-- Excerpt to read start --

Re: [PERFORM] Dell Hardware Recommendations

2007-08-09 Thread Greg Smith

On Thu, 9 Aug 2007, Joe Uhl wrote:

The MD1000 holds 15 disks, so 14 disks + a hot spare is the max.  With 
12 250GB SATA drives to cover the 1.5TB we would be able add another 
250GB of usable space for future growth before needing to get a bigger 
set of disks.  500GB drives would leave alot more room and could allow 
us to run the MD1000 in split mode and use its remaining disks for other 
purposes in the mean time.  I would greatly appreciate any feedback with 
respect to drive count vs. drive size and SATA vs. SCSI/SAS.  The price 
difference makes SATA awfully appealing.


The SATA II drives in the MD1000 all run at 7200 RPM, and are around 
0.8/GB (just grabbed a random quote from the configurator on their site 
for all these) for each of the 250GB, 500GB, and 750GB capacities.  If you 
couldn't afford to fill the whole array with 500GB models, than it might 
make sense to get the 250GB ones instead just to spread the load out over 
more spindles; if you're filling it regardless, surely the reduction in 
stress over capacity issues of the 500GB models makes more sense.  Also, 
using the 500 GB models would make it much easier to only ever use 12 
active drives and have 3 hot spares, with less pressure to convert spares 
into active storage; drives die in surprisingly correlated batches far too 
often to only have 1 spare IMHO.

-- Excerpt to read end --

* Given exercise 1:
Answer these questions on the Dell hardware thread.
(a) How many disks does the MD1000 hold?
(b) At what speed do the SATA II drives in the MD1000 run?
(c) With the 500 GB models, how many hot spares would be easier to keep?
The records have no connection to the text.

-- Records provided start --

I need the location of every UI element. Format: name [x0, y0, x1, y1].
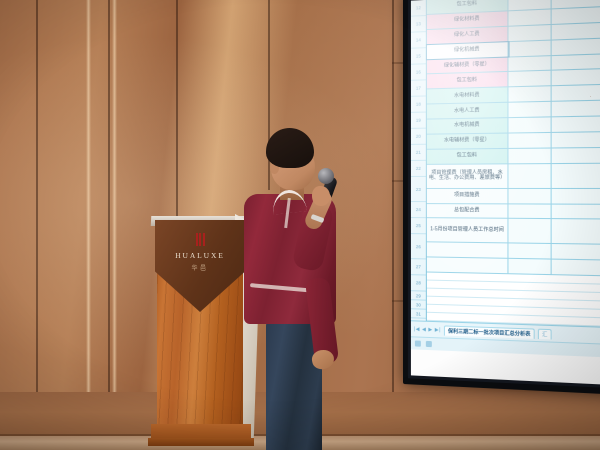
row-label-cell[interactable]: 项目措施费: [427, 189, 509, 203]
value-cell[interactable]: [508, 189, 551, 203]
row-number[interactable]: 21: [411, 145, 426, 161]
presentation-scene: 1213141516171819202122232425262728293031…: [0, 0, 600, 450]
last-sheet-icon[interactable]: ▶|: [435, 327, 441, 333]
value-cell[interactable]: [508, 164, 551, 188]
value-cell[interactable]: [508, 9, 551, 25]
row-label-cell[interactable]: 水电辅材费（零星）: [427, 134, 509, 149]
row-number[interactable]: 30: [411, 300, 426, 309]
value-cell[interactable]: [552, 132, 600, 147]
value-cell[interactable]: [552, 244, 600, 259]
value-cell[interactable]: [552, 85, 600, 101]
row-number[interactable]: 29: [411, 291, 426, 300]
sheet-tab-active[interactable]: 保利三期二标一批次项目汇总分析表: [444, 325, 535, 338]
value-cell[interactable]: [508, 102, 551, 117]
next-sheet-icon[interactable]: ▶: [428, 326, 432, 332]
value-cell[interactable]: [552, 204, 600, 219]
value-cell[interactable]: [508, 259, 551, 274]
value-cell[interactable]: [552, 101, 600, 117]
grid-icon[interactable]: [426, 341, 432, 347]
value-cell[interactable]: [552, 7, 600, 24]
row-number[interactable]: 24: [411, 202, 426, 218]
value-cell[interactable]: [552, 54, 600, 70]
row-label-cell[interactable]: [427, 243, 509, 258]
row-number[interactable]: 25: [411, 218, 426, 234]
row-label-cell[interactable]: 绿化辅材费（零星）: [427, 57, 509, 74]
row-number[interactable]: 20: [411, 129, 426, 145]
value-cell[interactable]: [552, 189, 600, 204]
presenter: [238, 128, 356, 450]
value-cell[interactable]: [552, 220, 600, 244]
sheet-tab-next[interactable]: 汇: [538, 328, 552, 339]
value-cell[interactable]: [508, 219, 551, 243]
presenter-hair: [266, 128, 314, 168]
value-cell[interactable]: [508, 244, 551, 259]
value-cell[interactable]: [508, 148, 551, 163]
row-number[interactable]: 27: [411, 259, 426, 275]
wall-panel-seam: [108, 0, 110, 450]
row-number[interactable]: 18: [411, 96, 426, 112]
brand-name-en: HUALUXE: [175, 251, 225, 260]
table-row[interactable]: 项目措施费: [427, 189, 600, 205]
row-label-cell[interactable]: 总包配合费: [427, 204, 509, 219]
row-number[interactable]: 14: [411, 32, 426, 49]
brand-name-cn: 华邑: [191, 263, 208, 272]
table-row[interactable]: 总包配合费: [427, 204, 600, 220]
row-label-cell[interactable]: 1-5月份项目管理人员工作总时间: [427, 219, 509, 243]
value-cell[interactable]: [552, 117, 600, 132]
spreadsheet-grid: 1213141516171819202122232425262728293031…: [411, 0, 600, 327]
page-layout-icon[interactable]: [415, 340, 421, 346]
microphone-head-icon: [318, 168, 334, 184]
row-number[interactable]: 28: [411, 275, 426, 291]
row-number[interactable]: 19: [411, 113, 426, 129]
row-label-cell[interactable]: 水电材料费: [427, 88, 509, 104]
prev-sheet-icon[interactable]: ◀: [422, 326, 426, 332]
presenter-right-hand: [312, 186, 330, 206]
row-number[interactable]: 22: [411, 161, 426, 177]
value-cell[interactable]: [552, 148, 600, 163]
value-cell[interactable]: [508, 40, 551, 56]
table-row[interactable]: 1-5月份项目管理人员工作总时间: [427, 219, 600, 245]
spreadsheet-app: 1213141516171819202122232425262728293031…: [411, 0, 600, 385]
spreadsheet-rows[interactable]: 包工包料绿化材料费绿化人工费绿化机械费绿化辅材费（零星）包工包料水电材料费水电人…: [427, 0, 600, 327]
projection-screen: 1213141516171819202122232425262728293031…: [403, 0, 600, 395]
row-number[interactable]: 26: [411, 234, 426, 259]
empty-rows[interactable]: [427, 272, 600, 326]
value-cell[interactable]: [508, 56, 551, 72]
row-label-cell[interactable]: 包工包料: [427, 72, 509, 88]
row-label-cell[interactable]: 水电人工费: [427, 103, 509, 119]
value-cell[interactable]: [552, 38, 600, 55]
value-cell[interactable]: [508, 204, 551, 219]
first-sheet-icon[interactable]: |◀: [414, 326, 420, 332]
wall-panel-highlight: [86, 0, 91, 450]
row-number[interactable]: 13: [411, 16, 426, 33]
row-number[interactable]: 15: [411, 48, 426, 65]
row-number[interactable]: 12: [411, 0, 426, 17]
row-label-cell[interactable]: 包工包料: [427, 149, 509, 164]
hualuxe-logo-icon: [196, 233, 205, 246]
screen-display: 1213141516171819202122232425262728293031…: [411, 0, 600, 385]
row-number[interactable]: 17: [411, 80, 426, 96]
row-number[interactable]: 31: [411, 309, 426, 319]
row-label-cell[interactable]: 绿化人工费: [427, 27, 509, 44]
row-label-cell[interactable]: [427, 258, 509, 274]
screen-bezel: 1213141516171819202122232425262728293031…: [408, 0, 600, 388]
table-row[interactable]: 水电辅材费（零星）: [427, 132, 600, 149]
row-header-column[interactable]: 1213141516171819202122232425262728293031…: [411, 0, 427, 321]
value-cell[interactable]: [508, 118, 551, 133]
value-cell[interactable]: [552, 69, 600, 85]
row-number[interactable]: 16: [411, 64, 426, 81]
wall-panel-seam: [36, 0, 38, 450]
value-cell[interactable]: [552, 22, 600, 39]
value-cell[interactable]: [508, 87, 551, 102]
sheet-nav-buttons[interactable]: |◀ ◀ ▶ ▶|: [414, 326, 441, 333]
value-cell[interactable]: [508, 133, 551, 148]
wall-panel-highlight: [112, 0, 117, 450]
value-cell[interactable]: [508, 71, 551, 87]
row-number[interactable]: 23: [411, 177, 426, 202]
value-cell[interactable]: [552, 164, 600, 188]
row-label-cell[interactable]: 水电机械费: [427, 118, 509, 133]
wall-panel-seam: [392, 0, 394, 450]
value-cell[interactable]: [552, 260, 600, 276]
row-label-cell[interactable]: 项目管理费（管理人员房租、水电、生活、办公费用、差旅费等）: [427, 164, 509, 187]
value-cell[interactable]: [508, 25, 551, 41]
table-row[interactable]: 项目管理费（管理人员房租、水电、生活、办公费用、差旅费等）: [427, 164, 600, 189]
row-label-cell[interactable]: 绿化机械费: [427, 42, 509, 59]
table-row[interactable]: 包工包料: [427, 148, 600, 165]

-- Records provided end --

* Given exercise 2: In the records, swap "value-cell" for "data-cell" in the lines from the one holding "row-label-cell[interactable]: 项目措施费: [427, 189, 509, 203]" through the one holding "value-cell[interactable]: [508, 102, 551, 117]", inclusive, changing nothing else. Return only those lines.

* Full output 1:
(a) 15 disks
(b) 7200 RPM
(c) 3 hot spares

* Full output 2:
row-label-cell[interactable]: 项目措施费: [427, 189, 509, 203]
data-cell[interactable]: [508, 189, 551, 203]
row-number[interactable]: 21: [411, 145, 426, 161]
presentation-scene: 1213141516171819202122232425262728293031…: [0, 0, 600, 450]
last-sheet-icon[interactable]: ▶|: [435, 327, 441, 333]
data-cell[interactable]: [508, 164, 551, 188]
data-cell[interactable]: [508, 9, 551, 25]
row-label-cell[interactable]: 水电辅材费（零星）: [427, 134, 509, 149]
row-number[interactable]: 30: [411, 300, 426, 309]
data-cell[interactable]: [552, 132, 600, 147]
data-cell[interactable]: [552, 244, 600, 259]
data-cell[interactable]: [552, 85, 600, 101]
row-number[interactable]: 29: [411, 291, 426, 300]
sheet-tab-active[interactable]: 保利三期二标一批次项目汇总分析表: [444, 325, 535, 338]
data-cell[interactable]: [508, 102, 551, 117]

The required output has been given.